Direction ::
Find the string "Bolena" in the entries and copy each line that has it.

Information given ::
——————————

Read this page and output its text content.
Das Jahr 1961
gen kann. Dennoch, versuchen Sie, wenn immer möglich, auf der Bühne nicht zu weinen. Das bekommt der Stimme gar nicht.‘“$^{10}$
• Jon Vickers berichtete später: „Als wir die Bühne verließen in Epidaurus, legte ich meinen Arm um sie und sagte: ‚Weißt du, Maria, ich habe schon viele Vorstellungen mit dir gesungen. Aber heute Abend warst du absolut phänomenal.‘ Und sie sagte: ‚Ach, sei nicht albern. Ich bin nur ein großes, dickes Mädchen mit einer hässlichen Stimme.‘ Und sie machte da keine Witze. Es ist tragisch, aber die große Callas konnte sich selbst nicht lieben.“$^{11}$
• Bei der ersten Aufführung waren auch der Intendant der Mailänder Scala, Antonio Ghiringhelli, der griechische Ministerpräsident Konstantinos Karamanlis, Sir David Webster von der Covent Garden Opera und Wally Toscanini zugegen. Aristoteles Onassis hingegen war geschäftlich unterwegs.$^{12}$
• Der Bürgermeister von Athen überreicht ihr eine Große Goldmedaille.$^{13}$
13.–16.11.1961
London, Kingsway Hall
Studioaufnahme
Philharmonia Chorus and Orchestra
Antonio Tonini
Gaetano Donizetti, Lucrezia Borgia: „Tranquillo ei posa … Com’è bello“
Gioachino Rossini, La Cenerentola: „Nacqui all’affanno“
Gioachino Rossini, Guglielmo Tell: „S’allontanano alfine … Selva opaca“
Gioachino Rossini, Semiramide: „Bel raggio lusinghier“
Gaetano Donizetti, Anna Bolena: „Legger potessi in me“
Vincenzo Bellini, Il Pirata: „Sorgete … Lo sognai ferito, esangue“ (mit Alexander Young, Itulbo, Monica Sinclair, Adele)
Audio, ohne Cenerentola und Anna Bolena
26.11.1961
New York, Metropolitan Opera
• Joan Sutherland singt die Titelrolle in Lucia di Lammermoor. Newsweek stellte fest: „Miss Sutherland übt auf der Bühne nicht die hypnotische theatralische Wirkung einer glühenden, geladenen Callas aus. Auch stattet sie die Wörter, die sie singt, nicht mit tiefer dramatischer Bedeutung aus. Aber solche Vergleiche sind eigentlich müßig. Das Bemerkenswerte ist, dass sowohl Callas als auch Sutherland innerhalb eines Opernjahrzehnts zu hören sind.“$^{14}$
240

——————————

Output of the task ::
Gaetano Donizetti, Anna Bolena: „Legger potessi in me“
Audio, ohne Cenerentola und Anna Bolena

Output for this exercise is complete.